Saved data entries:

------------

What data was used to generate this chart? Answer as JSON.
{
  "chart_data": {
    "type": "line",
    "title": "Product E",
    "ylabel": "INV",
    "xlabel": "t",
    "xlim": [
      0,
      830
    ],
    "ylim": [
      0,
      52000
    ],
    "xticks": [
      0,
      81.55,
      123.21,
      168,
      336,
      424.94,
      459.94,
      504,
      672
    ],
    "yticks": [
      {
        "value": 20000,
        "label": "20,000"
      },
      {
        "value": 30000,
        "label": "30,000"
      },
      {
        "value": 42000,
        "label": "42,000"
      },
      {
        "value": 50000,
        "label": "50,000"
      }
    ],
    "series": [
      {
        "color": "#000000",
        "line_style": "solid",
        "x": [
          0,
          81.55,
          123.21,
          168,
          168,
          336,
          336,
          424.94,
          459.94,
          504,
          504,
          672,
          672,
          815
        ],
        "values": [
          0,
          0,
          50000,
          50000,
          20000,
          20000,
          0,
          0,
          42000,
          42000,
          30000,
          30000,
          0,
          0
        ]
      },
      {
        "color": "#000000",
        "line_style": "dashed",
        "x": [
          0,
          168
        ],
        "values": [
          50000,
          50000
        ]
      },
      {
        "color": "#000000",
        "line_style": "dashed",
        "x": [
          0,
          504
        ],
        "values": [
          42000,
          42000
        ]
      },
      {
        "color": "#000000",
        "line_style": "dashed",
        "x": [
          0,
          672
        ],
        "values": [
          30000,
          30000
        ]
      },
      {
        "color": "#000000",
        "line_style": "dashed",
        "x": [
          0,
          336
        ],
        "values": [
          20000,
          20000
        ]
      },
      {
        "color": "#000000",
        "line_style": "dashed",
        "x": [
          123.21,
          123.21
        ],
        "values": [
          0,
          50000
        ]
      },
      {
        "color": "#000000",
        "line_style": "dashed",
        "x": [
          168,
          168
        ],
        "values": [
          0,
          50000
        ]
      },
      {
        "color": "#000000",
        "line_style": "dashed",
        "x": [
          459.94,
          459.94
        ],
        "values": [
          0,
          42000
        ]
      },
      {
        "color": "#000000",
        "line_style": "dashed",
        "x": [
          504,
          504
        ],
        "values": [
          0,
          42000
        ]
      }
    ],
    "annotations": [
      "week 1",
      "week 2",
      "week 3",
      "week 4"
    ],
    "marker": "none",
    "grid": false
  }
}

------------

Without omitting anything, output the entries exactly.

What data was used to generate this chart? Answer as JSON.
{
  "chart_data": {
    "type": "line",
    "title": "Product E",
    "ylabel": "INV",
    "xlabel": "t",
    "xlim": [
      0,
      830
    ],
    "ylim": [
      0,
      52000
    ],
    "xticks": [
      0,
      81.55,
      123.21,
      168,
      336,
      424.94,
      459.94,
      504,
      672
    ],
    "yticks": [
      {
        "value": 20000,
        "label": "20,000"
      },
      {
        "value": 30000,
        "label": "30,000"
      },
      {
        "value": 42000,
        "label": "42,000"
      },
      {
        "value": 50000,
        "label": "50,000"
      }
    ],
    "series": [
      {
        "color": "#000000",
        "line_style": "solid",
        "x": [
          0,
          81.55,
          123.21,
          168,
          168,
          336,
          336,
          424.94,
          459.94,
          504,
          504,
          672,
          672,
          815
        ],
        "values": [
          0,
          0,
          50000,
          50000,
          20000,
          20000,
          0,
          0,
          42000,
          42000,
          30000,
          30000,
          0,
          0
        ]
      },
      {
        "color": "#000000",
        "line_style": "dashed",
        "x": [
          0,
          168
        ],
        "values": [
          50000,
          50000
        ]
      },
      {
        "color": "#000000",
        "line_style": "dashed",
        "x": [
          0,
          504
        ],
        "values": [
          42000,
          42000
        ]
      },
      {
        "color": "#000000",
        "line_style": "dashed",
        "x": [
          0,
          672
        ],
        "values": [
          30000,
          30000
        ]
      },
      {
        "color": "#000000",
        "line_style": "dashed",
        "x": [
          0,
          336
        ],
        "values": [
          20000,
          20000
        ]
      },
      {
        "color": "#000000",
        "line_style": "dashed",
        "x": [
          123.21,
          123.21
        ],
        "values": [
          0,
          50000
        ]
      },
      {
        "color": "#000000",
        "line_style": "dashed",
        "x": [
          168,
          168
        ],
        "values": [
          0,
          50000
        ]
      },
      {
        "color": "#000000",
        "line_style": "dashed",
        "x": [
          459.94,
          459.94
        ],
        "values": [
          0,
          42000
        ]
      },
      {
        "color": "#000000",
        "line_style": "dashed",
        "x": [
          504,
          504
        ],
        "values": [
          0,
          42000
        ]
      }
    ],
    "annotations": [
      "week 1",
      "week 2",
      "week 3",
      "week 4"
    ],
    "marker": "none",
    "grid": false
  }
}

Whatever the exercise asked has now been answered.